### Text to read

Studio album (Christmas) by The Temptations
- Released: August 14, 1980
- Recorded: 1980
- Genre: Christmas, soul
- Length: 34:11
- Label: Gordy G8-998M1
- Producer: Gil Askey; Harold Johnson; Teddy Randazzo;

The Temptations chronology
| Power (1980) | Give Love at Christmas (1980) | The Temptations (1981) |

= Give Love at Christmas =

Give Love at Christmas is a Christmas album by the Temptations, released on August 14, 1980 via Gordy Records. The group's second holiday release following 1970's The Temptations Christmas Card, it features each Temptation leading on various popular Christmas carols and original Christmas songs. The album includes versions of The Jackson 5's "Give Love on Christmas Day", "The Little Drummer Boy", "This Christmas", and "Silent Night", alongside originals written or co-written by Motown founder Berry Gordy, Jr. and Motown star and vice-president Smokey Robinson.

######

To-do list
A) Transcribe the portion of the album text that opens with the words containing "Studio album (Christmas)" and closes with "vice-president Smokey Robinson.".
B) According to the album text, which Temptations holiday release came before Give Love at Christmas?
The data that comes next was taken from a different source than the album text.

### Dataset section

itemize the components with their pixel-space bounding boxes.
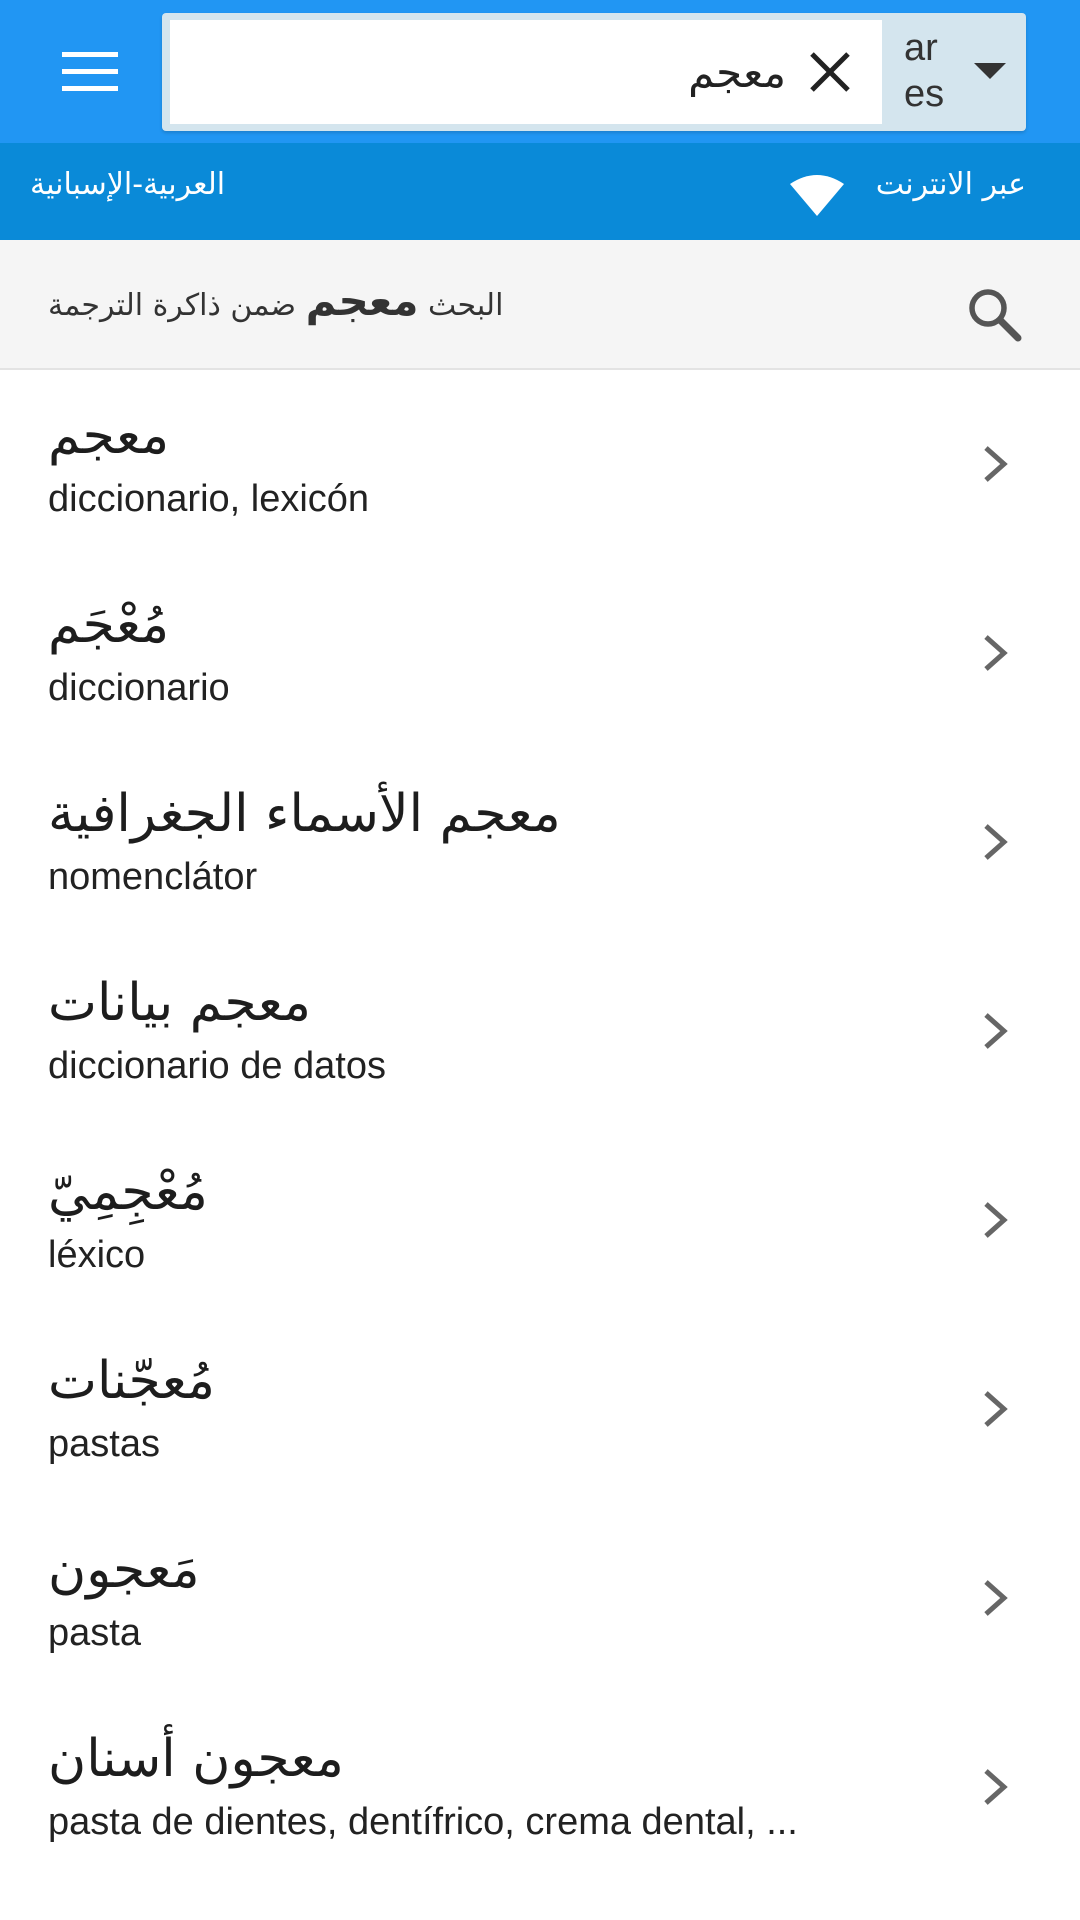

######

Solved problems
A)
Studio album (Christmas) by The Temptations
- Released: August 14, 1980
- Recorded: 1980
- Genre: Christmas, soul
- Length: 34:11
- Label: Gordy G8-998M1
- Producer: Gil Askey; Harold Johnson; Teddy Randazzo;

The Temptations chronology
| Power (1980) | Give Love at Christmas (1980) | The Temptations (1981) |

= Give Love at Christmas =

Give Love at Christmas is a Christmas album by the Temptations, released on August 14, 1980 via Gordy Records. The group's second holiday release following 1970's The Temptations Christmas Card, it features each Temptation leading on various popular Christmas carols and original Christmas songs. The album includes versions of The Jackson 5's "Give Love on Christmas Day", "The Little Drummer Boy", "This Christmas", and "Silent Night", alongside originals written or co-written by Motown founder Berry Gordy, Jr. and Motown star and vice-president Smokey Robinson.

B) The Temptations Christmas Card, from 1970.